• [Saved entries]

((

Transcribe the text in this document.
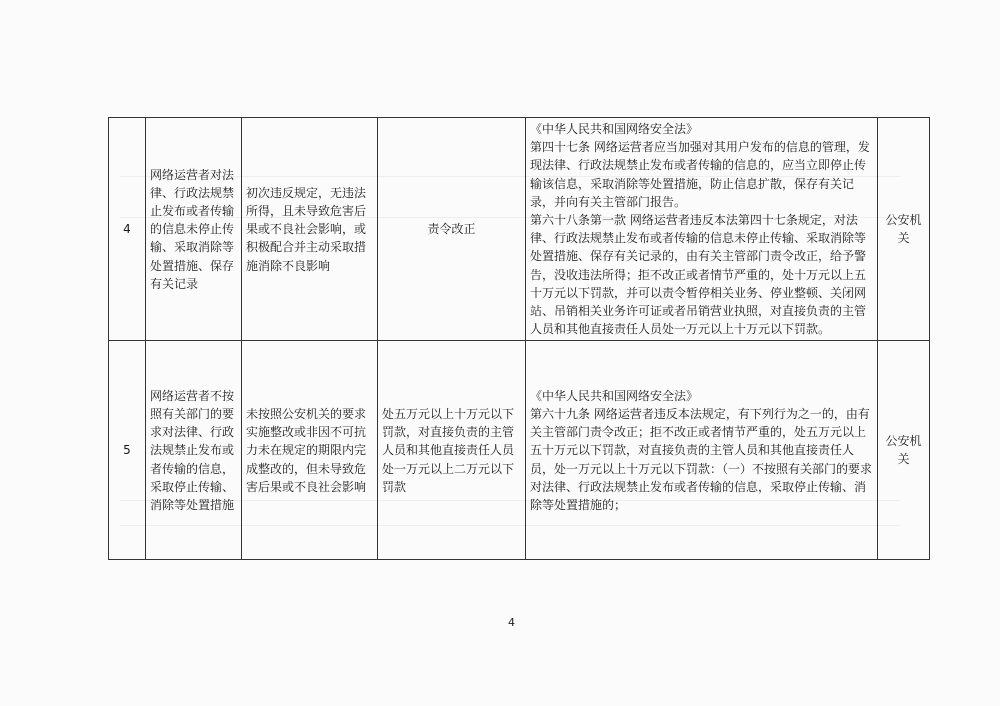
4	网络运营者对法律、行政法规禁止发布或者传输的信息未停止传输、采取消除等处置措施、保存有关记录	初次违反规定，无违法所得，且未导致危害后果或不良社会影响，或积极配合并主动采取措施消除不良影响	责令改正	《中华人民共和国网络安全法》

第四十七条 网络运营者应当加强对其用户发布的信息的管理，发现法律、行政法规禁止发布或者传输的信息的，应当立即停止传输该信息，采取消除等处置措施，防止信息扩散，保存有关记录，并向有关主管部门报告。

第六十八条第一款 网络运营者违反本法第四十七条规定，对法律、行政法规禁止发布或者传输的信息未停止传输、采取消除等处置措施、保存有关记录的，由有关主管部门责令改正，给予警告，没收违法所得；拒不改正或者情节严重的，处十万元以上五十万元以下罚款，并可以责令暂停相关业务、停业整顿、关闭网站、吊销相关业务许可证或者吊销营业执照，对直接负责的主管人员和其他直接责任人员处一万元以上十万元以下罚款。	公安机关
5	网络运营者不按照有关部门的要求对法律、行政法规禁止发布或者传输的信息，采取停止传输、消除等处置措施	未按照公安机关的要求实施整改或非因不可抗力未在规定的期限内完成整改的，但未导致危害后果或不良社会影响	处五万元以上十万元以下罚款，对直接负责的主管人员和其他直接责任人员处一万元以上二万元以下罚款	《中华人民共和国网络安全法》

第六十九条 网络运营者违反本法规定，有下列行为之一的，由有关主管部门责令改正；拒不改正或者情节严重的，处五万元以上五十万元以下罚款，对直接负责的主管人员和其他直接责任人员，处一万元以上十万元以下罚款：（一）不按照有关部门的要求对法律、行政法规禁止发布或者传输的信息，采取停止传输、消除等处置措施的；	公安机关
4
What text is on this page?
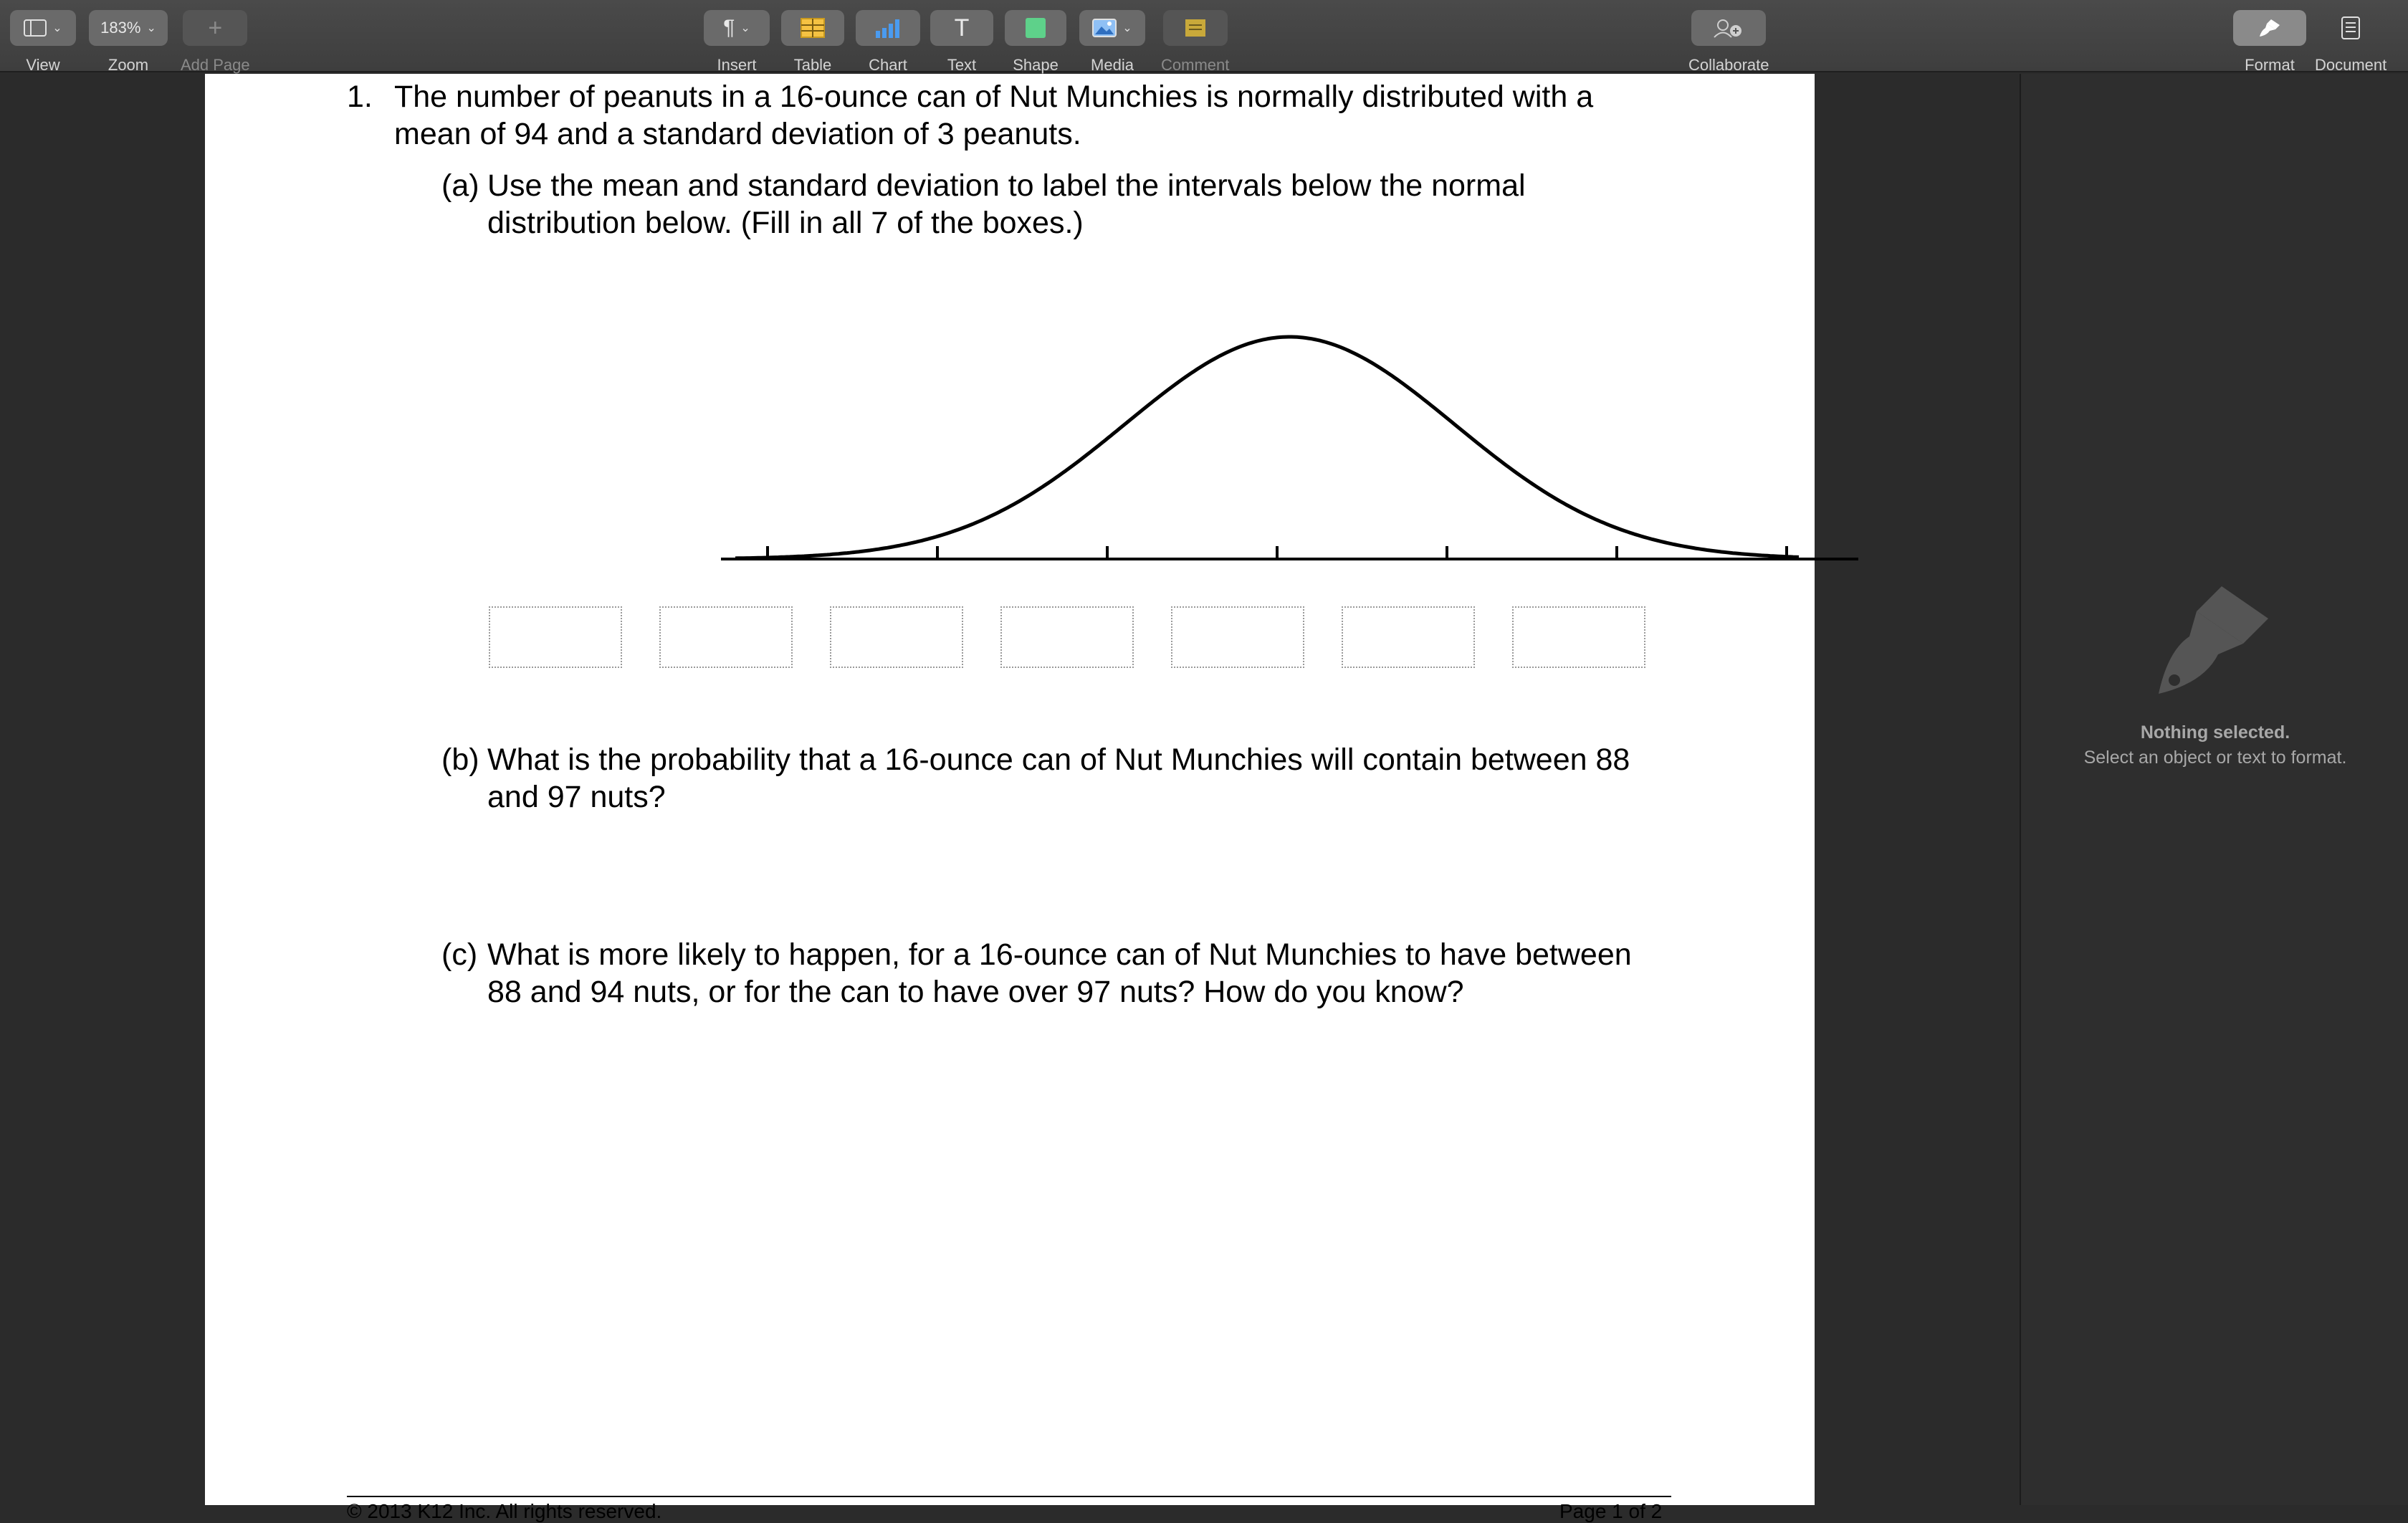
⌄
View
183% ⌄
Zoom
+
Add Page
¶ ⌄
Insert Table Chart
T
Text Shape
⌄
Media Comment	Collaborate	Format Document
1. The number of peanuts in a 16-ounce can of Nut Munchies is normally distributed with a
mean of 94 and a standard deviation of 3 peanuts.
(a) Use the mean and standard deviation to label the intervals below the normal
distribution below. (Fill in all 7 of the boxes.)
(b) What is the probability that a 16-ounce can of Nut Munchies will contain between 88
and 97 nuts?
(c) What is more likely to happen, for a 16-ounce can of Nut Munchies to have between
88 and 94 nuts, or for the can to have over 97 nuts? How do you know?
© 2013 K12 Inc. All rights reserved.	Page 1 of 2
Nothing selected.
Select an object or text to format.
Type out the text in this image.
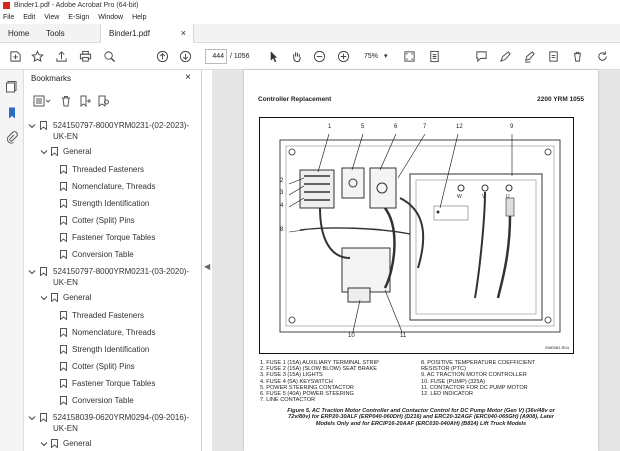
Binder1.pdf - Adobe Acrobat Pro (64-bit)
File Edit View E-Sign Window Help
Home	Tools	Binder1.pdf	×
444 / 1056	75% ▾
Bookmarks	×
524150797-8000YRM0231-(02-2023)-
UK-EN
General
Threaded Fasteners
Nomenclature, Threads
Strength Identification
Cotter (Split) Pins
Fastener Torque Tables
Conversion Table
524150797-8000YRM0231-(03-2020)-
UK-EN
General
Threaded Fasteners
Nomenclature, Threads
Strength Identification
Cotter (Split) Pins
Fastener Torque Tables
Conversion Table
524158039-0620YRM0294-(09-2016)-
UK-EN
General
◀
Controller Replacement	2200 YRM 1055
1
2
3
4
5	6	7
8
9
10	11
12
W	V	U
EM0081-R04
1. FUSE 1 (15A) AUXILIARY TERMINAL STRIP
2. FUSE 2 (15A) (SLOW BLOW) SEAT BRAKE
3. FUSE 3 (15A) LIGHTS
4. FUSE 4 (5A) KEYSWITCH
5. POWER STEERING CONTACTOR
6. FUSE 5 (40A) POWER STEERING
7. LINE CONTACTOR
8. POSITIVE TEMPERATURE COEFFICIENT
RESISTOR (PTC)
9. AC TRACTION MOTOR CONTROLLER
10. FUSE (PUMP) (325A)
11. CONTACTOR FOR DC PUMP MOTOR
12. LED INDICATOR
Figure 5. AC Traction Motor Controller and Contactor Control for DC Pump Motor (Gen V) (36v/48v or
72v/80v) for ERP20-30ALF (ERP040-060DH) (D216) and ERC20-32AGF (ERC040-065GH) (A908), Later
Models Only and for ERCIP16-20AAF (ERC030-040AH) (B814) Lift Truck Models
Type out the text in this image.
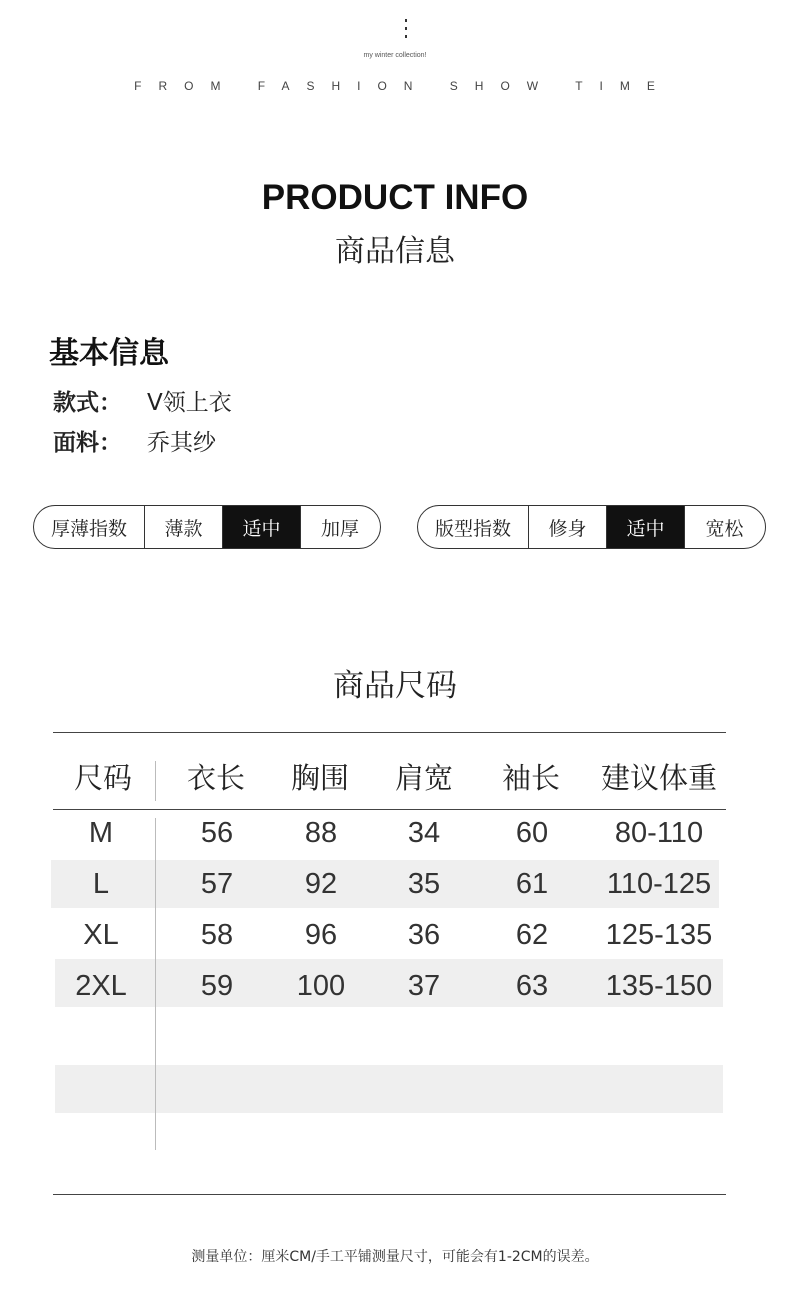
my winter collection!
FROM FASHION SHOW TIME
PRODUCT INFO
商品信息
基本信息
款式： V领上衣
面料： 乔其纱
厚薄指数	薄款	适中	加厚	版型指数	修身	适中	宽松
商品尺码
尺码	衣长	胸围	肩宽	袖长	建议体重
M	56	88	34	60	80-110
L	57	92	35	61	110-125
XL	58	96	36	62	125-135
2XL	59	100	37	63	135-150
测量单位：厘米CM/手工平铺测量尺寸，可能会有1-2CM的误差。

))

• [Short exercise]
Write out the whole listing exactly, and drop the pictures.

• [Full solution]
Transcribe the text in this document.
4	网络运营者对法律、行政法规禁止发布或者传输的信息未停止传输、采取消除等处置措施、保存有关记录	初次违反规定，无违法所得，且未导致危害后果或不良社会影响，或积极配合并主动采取措施消除不良影响	责令改正	《中华人民共和国网络安全法》

第四十七条 网络运营者应当加强对其用户发布的信息的管理，发现法律、行政法规禁止发布或者传输的信息的，应当立即停止传输该信息，采取消除等处置措施，防止信息扩散，保存有关记录，并向有关主管部门报告。

第六十八条第一款 网络运营者违反本法第四十七条规定，对法律、行政法规禁止发布或者传输的信息未停止传输、采取消除等处置措施、保存有关记录的，由有关主管部门责令改正，给予警告，没收违法所得；拒不改正或者情节严重的，处十万元以上五十万元以下罚款，并可以责令暂停相关业务、停业整顿、关闭网站、吊销相关业务许可证或者吊销营业执照，对直接负责的主管人员和其他直接责任人员处一万元以上十万元以下罚款。	公安机关
5	网络运营者不按照有关部门的要求对法律、行政法规禁止发布或者传输的信息，采取停止传输、消除等处置措施	未按照公安机关的要求实施整改或非因不可抗力未在规定的期限内完成整改的，但未导致危害后果或不良社会影响	处五万元以上十万元以下罚款，对直接负责的主管人员和其他直接责任人员处一万元以上二万元以下罚款	《中华人民共和国网络安全法》

第六十九条 网络运营者违反本法规定，有下列行为之一的，由有关主管部门责令改正；拒不改正或者情节严重的，处五万元以上五十万元以下罚款，对直接负责的主管人员和其他直接责任人员，处一万元以上十万元以下罚款：（一）不按照有关部门的要求对法律、行政法规禁止发布或者传输的信息，采取停止传输、消除等处置措施的；	公安机关
4
What text is on this page?
⌄
View
183% ⌄
Zoom
+
Add Page
¶ ⌄
Insert Table Chart
T
Text Shape
⌄
Media Comment	Collaborate	Format Document
1. The number of peanuts in a 16-ounce can of Nut Munchies is normally distributed with a
mean of 94 and a standard deviation of 3 peanuts.
(a) Use the mean and standard deviation to label the intervals below the normal
distribution below. (Fill in all 7 of the boxes.)
(b) What is the probability that a 16-ounce can of Nut Munchies will contain between 88
and 97 nuts?
(c) What is more likely to happen, for a 16-ounce can of Nut Munchies to have between
88 and 94 nuts, or for the can to have over 97 nuts? How do you know?
© 2013 K12 Inc. All rights reserved.	Page 1 of 2
Nothing selected.
Select an object or text to format.
Type out the text in this image.
Binder1.pdf - Adobe Acrobat Pro (64-bit)
File Edit View E-Sign Window Help
Home	Tools	Binder1.pdf	×
444 / 1056	75% ▾
Bookmarks	×
524150797-8000YRM0231-(02-2023)-
UK-EN
General
Threaded Fasteners
Nomenclature, Threads
Strength Identification
Cotter (Split) Pins
Fastener Torque Tables
Conversion Table
524150797-8000YRM0231-(03-2020)-
UK-EN
General
Threaded Fasteners
Nomenclature, Threads
Strength Identification
Cotter (Split) Pins
Fastener Torque Tables
Conversion Table
524158039-0620YRM0294-(09-2016)-
UK-EN
General
◀
Controller Replacement	2200 YRM 1055
1
2
3
4
5	6	7
8
9
10	11
12
W	V	U
EM0081-R04
1. FUSE 1 (15A) AUXILIARY TERMINAL STRIP
2. FUSE 2 (15A) (SLOW BLOW) SEAT BRAKE
3. FUSE 3 (15A) LIGHTS
4. FUSE 4 (5A) KEYSWITCH
5. POWER STEERING CONTACTOR
6. FUSE 5 (40A) POWER STEERING
7. LINE CONTACTOR
8. POSITIVE TEMPERATURE COEFFICIENT
RESISTOR (PTC)
9. AC TRACTION MOTOR CONTROLLER
10. FUSE (PUMP) (325A)
11. CONTACTOR FOR DC PUMP MOTOR
12. LED INDICATOR
Figure 5. AC Traction Motor Controller and Contactor Control for DC Pump Motor (Gen V) (36v/48v or
72v/80v) for ERP20-30ALF (ERP040-060DH) (D216) and ERC20-32AGF (ERC040-065GH) (A908), Later
Models Only and for ERCIP16-20AAF (ERC030-040AH) (B814) Lift Truck Models
Type out the text in this image.
my winter collection!
FROM FASHION SHOW TIME
PRODUCT INFO
商品信息
基本信息
款式： V领上衣
面料： 乔其纱
厚薄指数	薄款	适中	加厚	版型指数	修身	适中	宽松
商品尺码
尺码	衣长	胸围	肩宽	袖长	建议体重
M	56	88	34	60	80-110
L	57	92	35	61	110-125
XL	58	96	36	62	125-135
2XL	59	100	37	63	135-150
测量单位：厘米CM/手工平铺测量尺寸，可能会有1-2CM的误差。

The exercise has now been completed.